**DATA EXTRACT**.
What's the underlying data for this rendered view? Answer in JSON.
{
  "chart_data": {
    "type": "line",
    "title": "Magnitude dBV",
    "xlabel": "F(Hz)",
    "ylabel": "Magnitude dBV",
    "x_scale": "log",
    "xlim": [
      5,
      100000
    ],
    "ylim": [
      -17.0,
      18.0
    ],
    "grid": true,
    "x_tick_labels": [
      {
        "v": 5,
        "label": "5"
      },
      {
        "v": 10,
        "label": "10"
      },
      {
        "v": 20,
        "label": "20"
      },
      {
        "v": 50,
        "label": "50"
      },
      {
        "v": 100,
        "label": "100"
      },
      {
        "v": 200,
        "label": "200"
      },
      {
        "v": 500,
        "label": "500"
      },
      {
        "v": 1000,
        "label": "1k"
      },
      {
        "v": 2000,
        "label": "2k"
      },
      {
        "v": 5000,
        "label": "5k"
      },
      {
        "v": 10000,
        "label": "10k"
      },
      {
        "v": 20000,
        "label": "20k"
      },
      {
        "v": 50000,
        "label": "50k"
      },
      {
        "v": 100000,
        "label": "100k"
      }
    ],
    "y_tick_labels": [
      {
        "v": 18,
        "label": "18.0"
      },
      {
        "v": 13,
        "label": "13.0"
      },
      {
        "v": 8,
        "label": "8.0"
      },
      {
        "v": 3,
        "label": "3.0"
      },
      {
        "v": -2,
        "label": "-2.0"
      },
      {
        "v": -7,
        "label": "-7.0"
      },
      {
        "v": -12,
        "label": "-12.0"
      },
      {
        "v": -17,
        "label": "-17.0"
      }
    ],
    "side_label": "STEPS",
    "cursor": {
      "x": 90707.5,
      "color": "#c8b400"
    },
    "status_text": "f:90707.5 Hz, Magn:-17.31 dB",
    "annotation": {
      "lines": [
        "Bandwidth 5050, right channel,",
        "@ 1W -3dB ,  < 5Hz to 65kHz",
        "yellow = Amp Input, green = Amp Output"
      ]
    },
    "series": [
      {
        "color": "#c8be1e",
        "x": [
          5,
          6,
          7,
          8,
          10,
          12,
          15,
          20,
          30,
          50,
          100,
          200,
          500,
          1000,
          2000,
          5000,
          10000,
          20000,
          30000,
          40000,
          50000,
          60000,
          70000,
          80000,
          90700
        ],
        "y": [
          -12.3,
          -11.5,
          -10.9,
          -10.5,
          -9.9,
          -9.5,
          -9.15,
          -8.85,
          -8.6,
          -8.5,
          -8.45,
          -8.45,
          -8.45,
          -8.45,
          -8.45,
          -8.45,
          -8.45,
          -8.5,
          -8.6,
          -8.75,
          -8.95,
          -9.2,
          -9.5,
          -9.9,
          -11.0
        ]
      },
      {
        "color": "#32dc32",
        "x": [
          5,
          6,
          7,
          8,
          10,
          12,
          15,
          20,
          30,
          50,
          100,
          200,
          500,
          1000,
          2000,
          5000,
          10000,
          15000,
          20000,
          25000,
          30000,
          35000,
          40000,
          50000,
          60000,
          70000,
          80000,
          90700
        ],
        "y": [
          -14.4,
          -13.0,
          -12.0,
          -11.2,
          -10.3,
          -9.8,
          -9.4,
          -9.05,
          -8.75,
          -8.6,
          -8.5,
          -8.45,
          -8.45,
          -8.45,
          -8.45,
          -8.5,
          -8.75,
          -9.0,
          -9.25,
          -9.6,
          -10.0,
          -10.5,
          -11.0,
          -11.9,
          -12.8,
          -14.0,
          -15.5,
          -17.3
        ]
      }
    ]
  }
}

**GIVEN EXERCISE**.
Copy each line of the data above without altering a single character.

**SOLUTION BELOW**.
What's the underlying data for this rendered view? Answer in JSON.
{
  "chart_data": {
    "type": "line",
    "title": "Magnitude dBV",
    "xlabel": "F(Hz)",
    "ylabel": "Magnitude dBV",
    "x_scale": "log",
    "xlim": [
      5,
      100000
    ],
    "ylim": [
      -17.0,
      18.0
    ],
    "grid": true,
    "x_tick_labels": [
      {
        "v": 5,
        "label": "5"
      },
      {
        "v": 10,
        "label": "10"
      },
      {
        "v": 20,
        "label": "20"
      },
      {
        "v": 50,
        "label": "50"
      },
      {
        "v": 100,
        "label": "100"
      },
      {
        "v": 200,
        "label": "200"
      },
      {
        "v": 500,
        "label": "500"
      },
      {
        "v": 1000,
        "label": "1k"
      },
      {
        "v": 2000,
        "label": "2k"
      },
      {
        "v": 5000,
        "label": "5k"
      },
      {
        "v": 10000,
        "label": "10k"
      },
      {
        "v": 20000,
        "label": "20k"
      },
      {
        "v": 50000,
        "label": "50k"
      },
      {
        "v": 100000,
        "label": "100k"
      }
    ],
    "y_tick_labels": [
      {
        "v": 18,
        "label": "18.0"
      },
      {
        "v": 13,
        "label": "13.0"
      },
      {
        "v": 8,
        "label": "8.0"
      },
      {
        "v": 3,
        "label": "3.0"
      },
      {
        "v": -2,
        "label": "-2.0"
      },
      {
        "v": -7,
        "label": "-7.0"
      },
      {
        "v": -12,
        "label": "-12.0"
      },
      {
        "v": -17,
        "label": "-17.0"
      }
    ],
    "side_label": "STEPS",
    "cursor": {
      "x": 90707.5,
      "color": "#c8b400"
    },
    "status_text": "f:90707.5 Hz, Magn:-17.31 dB",
    "annotation": {
      "lines": [
        "Bandwidth 5050, right channel,",
        "@ 1W -3dB ,  < 5Hz to 65kHz",
        "yellow = Amp Input, green = Amp Output"
      ]
    },
    "series": [
      {
        "color": "#c8be1e",
        "x": [
          5,
          6,
          7,
          8,
          10,
          12,
          15,
          20,
          30,
          50,
          100,
          200,
          500,
          1000,
          2000,
          5000,
          10000,
          20000,
          30000,
          40000,
          50000,
          60000,
          70000,
          80000,
          90700
        ],
        "y": [
          -12.3,
          -11.5,
          -10.9,
          -10.5,
          -9.9,
          -9.5,
          -9.15,
          -8.85,
          -8.6,
          -8.5,
          -8.45,
          -8.45,
          -8.45,
          -8.45,
          -8.45,
          -8.45,
          -8.45,
          -8.5,
          -8.6,
          -8.75,
          -8.95,
          -9.2,
          -9.5,
          -9.9,
          -11.0
        ]
      },
      {
        "color": "#32dc32",
        "x": [
          5,
          6,
          7,
          8,
          10,
          12,
          15,
          20,
          30,
          50,
          100,
          200,
          500,
          1000,
          2000,
          5000,
          10000,
          15000,
          20000,
          25000,
          30000,
          35000,
          40000,
          50000,
          60000,
          70000,
          80000,
          90700
        ],
        "y": [
          -14.4,
          -13.0,
          -12.0,
          -11.2,
          -10.3,
          -9.8,
          -9.4,
          -9.05,
          -8.75,
          -8.6,
          -8.5,
          -8.45,
          -8.45,
          -8.45,
          -8.45,
          -8.5,
          -8.75,
          -9.0,
          -9.25,
          -9.6,
          -10.0,
          -10.5,
          -11.0,
          -11.9,
          -12.8,
          -14.0,
          -15.5,
          -17.3
        ]
      }
    ]
  }
}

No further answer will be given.